— START OF PROVIDED DATA —

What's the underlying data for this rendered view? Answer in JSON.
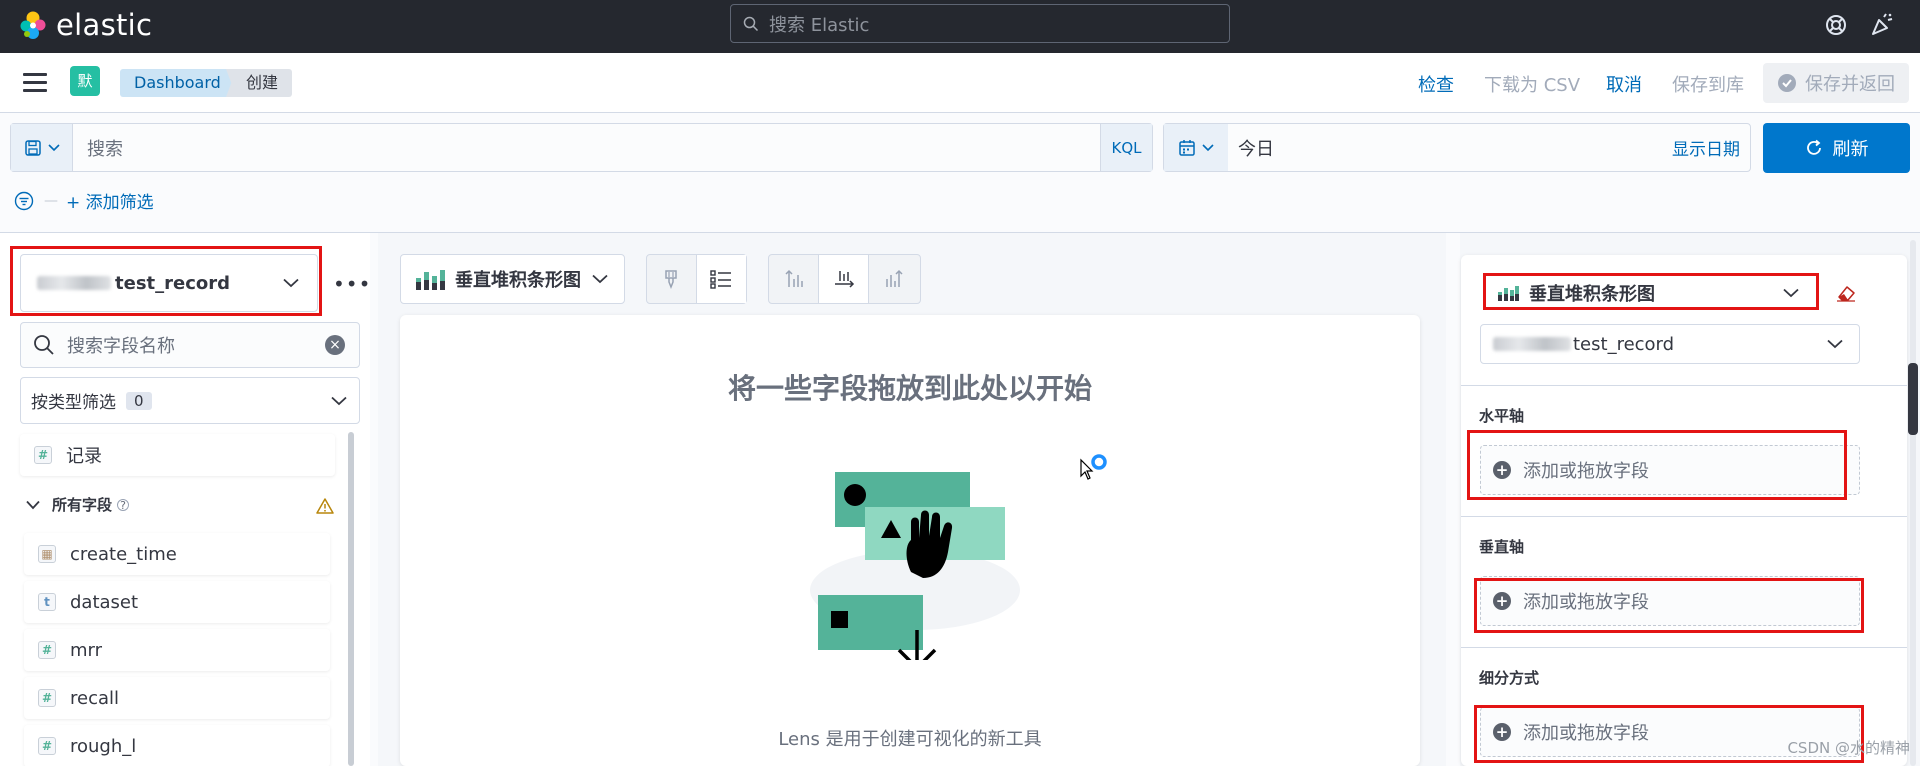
{
  "header": {
    "logo_text": "elastic",
    "search_placeholder": "搜索 Elastic"
  },
  "appbar": {
    "space_initial": "默",
    "breadcrumbs": [
      "Dashboard",
      "创建"
    ],
    "actions": {
      "inspect": "检查",
      "download_csv": "下载为 CSV",
      "cancel": "取消",
      "save_to_library": "保存到库",
      "save_and_return": "保存并返回"
    }
  },
  "query": {
    "placeholder": "搜索",
    "language": "KQL",
    "date_value": "今日",
    "show_dates": "显示日期",
    "refresh": "刷新",
    "add_filter": "+ 添加筛选"
  },
  "left": {
    "index_pattern": "test_record",
    "field_search_placeholder": "搜索字段名称",
    "type_filter_label": "按类型筛选",
    "type_filter_count": "0",
    "record_field": "记录",
    "all_fields_label": "所有字段",
    "fields": [
      {
        "name": "create_time",
        "type": "date"
      },
      {
        "name": "dataset",
        "type": "t"
      },
      {
        "name": "mrr",
        "type": "#"
      },
      {
        "name": "recall",
        "type": "#"
      },
      {
        "name": "rough_l",
        "type": "#"
      }
    ]
  },
  "center": {
    "chart_type": "垂直堆积条形图",
    "drop_title": "将一些字段拖放到此处以开始",
    "drop_subtitle": "Lens 是用于创建可视化的新工具"
  },
  "right": {
    "chart_type": "垂直堆积条形图",
    "index_pattern": "test_record",
    "sections": [
      {
        "label": "水平轴",
        "placeholder": "添加或拖放字段"
      },
      {
        "label": "垂直轴",
        "placeholder": "添加或拖放字段"
      },
      {
        "label": "细分方式",
        "placeholder": "添加或拖放字段"
      }
    ]
  },
  "watermark": "CSDN @水的精神",
  "colors": {
    "accent": "#0077cc",
    "highlight_box": "#e31414",
    "space_badge": "#25bfa3"
  }
}
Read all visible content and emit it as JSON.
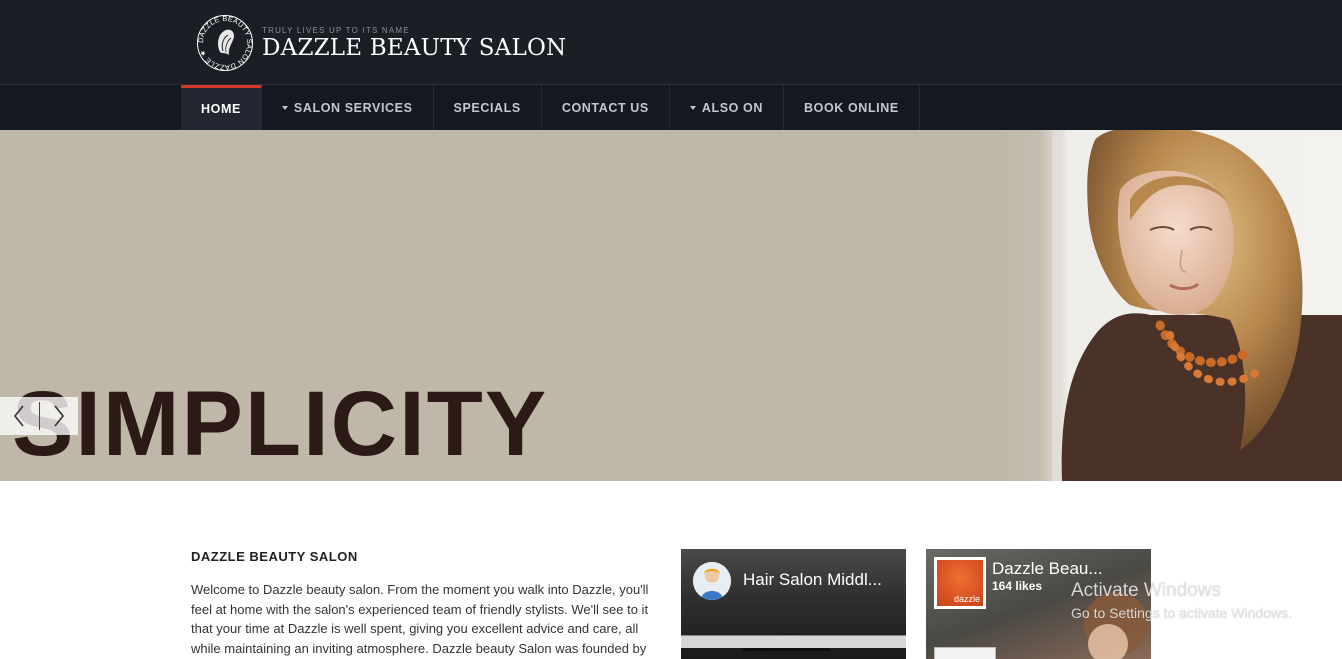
{
  "header": {
    "tagline": "TRULY LIVES UP TO ITS NAME",
    "title": "DAZZLE BEAUTY SALON",
    "emblem_text": "DAZZLE BEAUTY SALON DAZZLE ★"
  },
  "nav": {
    "items": [
      {
        "label": "HOME",
        "active": true,
        "dropdown": false
      },
      {
        "label": "SALON SERVICES",
        "active": false,
        "dropdown": true
      },
      {
        "label": "SPECIALS",
        "active": false,
        "dropdown": false
      },
      {
        "label": "CONTACT US",
        "active": false,
        "dropdown": false
      },
      {
        "label": "ALSO ON",
        "active": false,
        "dropdown": true
      },
      {
        "label": "BOOK ONLINE",
        "active": false,
        "dropdown": false
      }
    ],
    "accent_color": "#d23a2c"
  },
  "hero": {
    "word": "SIMPLICITY",
    "background_color": "#bfb8a8",
    "prev_icon": "chevron-left-icon",
    "next_icon": "chevron-right-icon"
  },
  "content": {
    "title": "DAZZLE BEAUTY SALON",
    "intro": "Welcome to Dazzle beauty salon. From the moment you walk into Dazzle, you'll feel at home with the salon's experienced team of friendly stylists. We'll see to it that your time at Dazzle is well spent, giving you excellent advice and care, all while maintaining an inviting atmosphere. Dazzle beauty Salon was founded by"
  },
  "widgets": {
    "left": {
      "title": "Hair Salon Middl..."
    },
    "right": {
      "title": "Dazzle Beau...",
      "likes": "164 likes",
      "avatar_brand": "dazzle"
    }
  },
  "os_overlay": {
    "title": "Activate Windows",
    "subtitle": "Go to Settings to activate Windows."
  }
}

— END OF PROVIDED DATA —

#### [TO BE DONE]
All records must be output exactly as they are, except for the pictures, which are left out.

#### [WRITTEN RESPONSE]
What's the underlying data for this rendered view? Answer in JSON.
{
  "header": {
    "logo_text": "elastic",
    "search_placeholder": "搜索 Elastic"
  },
  "appbar": {
    "space_initial": "默",
    "breadcrumbs": [
      "Dashboard",
      "创建"
    ],
    "actions": {
      "inspect": "检查",
      "download_csv": "下载为 CSV",
      "cancel": "取消",
      "save_to_library": "保存到库",
      "save_and_return": "保存并返回"
    }
  },
  "query": {
    "placeholder": "搜索",
    "language": "KQL",
    "date_value": "今日",
    "show_dates": "显示日期",
    "refresh": "刷新",
    "add_filter": "+ 添加筛选"
  },
  "left": {
    "index_pattern": "test_record",
    "field_search_placeholder": "搜索字段名称",
    "type_filter_label": "按类型筛选",
    "type_filter_count": "0",
    "record_field": "记录",
    "all_fields_label": "所有字段",
    "fields": [
      {
        "name": "create_time",
        "type": "date"
      },
      {
        "name": "dataset",
        "type": "t"
      },
      {
        "name": "mrr",
        "type": "#"
      },
      {
        "name": "recall",
        "type": "#"
      },
      {
        "name": "rough_l",
        "type": "#"
      }
    ]
  },
  "center": {
    "chart_type": "垂直堆积条形图",
    "drop_title": "将一些字段拖放到此处以开始",
    "drop_subtitle": "Lens 是用于创建可视化的新工具"
  },
  "right": {
    "chart_type": "垂直堆积条形图",
    "index_pattern": "test_record",
    "sections": [
      {
        "label": "水平轴",
        "placeholder": "添加或拖放字段"
      },
      {
        "label": "垂直轴",
        "placeholder": "添加或拖放字段"
      },
      {
        "label": "细分方式",
        "placeholder": "添加或拖放字段"
      }
    ]
  },
  "watermark": "CSDN @水的精神",
  "colors": {
    "accent": "#0077cc",
    "highlight_box": "#e31414",
    "space_badge": "#25bfa3"
  }
}
Read all visible content and emit it as JSON.
{
  "header": {
    "tagline": "TRULY LIVES UP TO ITS NAME",
    "title": "DAZZLE BEAUTY SALON",
    "emblem_text": "DAZZLE BEAUTY SALON DAZZLE ★"
  },
  "nav": {
    "items": [
      {
        "label": "HOME",
        "active": true,
        "dropdown": false
      },
      {
        "label": "SALON SERVICES",
        "active": false,
        "dropdown": true
      },
      {
        "label": "SPECIALS",
        "active": false,
        "dropdown": false
      },
      {
        "label": "CONTACT US",
        "active": false,
        "dropdown": false
      },
      {
        "label": "ALSO ON",
        "active": false,
        "dropdown": true
      },
      {
        "label": "BOOK ONLINE",
        "active": false,
        "dropdown": false
      }
    ],
    "accent_color": "#d23a2c"
  },
  "hero": {
    "word": "SIMPLICITY",
    "background_color": "#bfb8a8",
    "prev_icon": "chevron-left-icon",
    "next_icon": "chevron-right-icon"
  },
  "content": {
    "title": "DAZZLE BEAUTY SALON",
    "intro": "Welcome to Dazzle beauty salon. From the moment you walk into Dazzle, you'll feel at home with the salon's experienced team of friendly stylists. We'll see to it that your time at Dazzle is well spent, giving you excellent advice and care, all while maintaining an inviting atmosphere. Dazzle beauty Salon was founded by"
  },
  "widgets": {
    "left": {
      "title": "Hair Salon Middl..."
    },
    "right": {
      "title": "Dazzle Beau...",
      "likes": "164 likes",
      "avatar_brand": "dazzle"
    }
  },
  "os_overlay": {
    "title": "Activate Windows",
    "subtitle": "Go to Settings to activate Windows."
  }
}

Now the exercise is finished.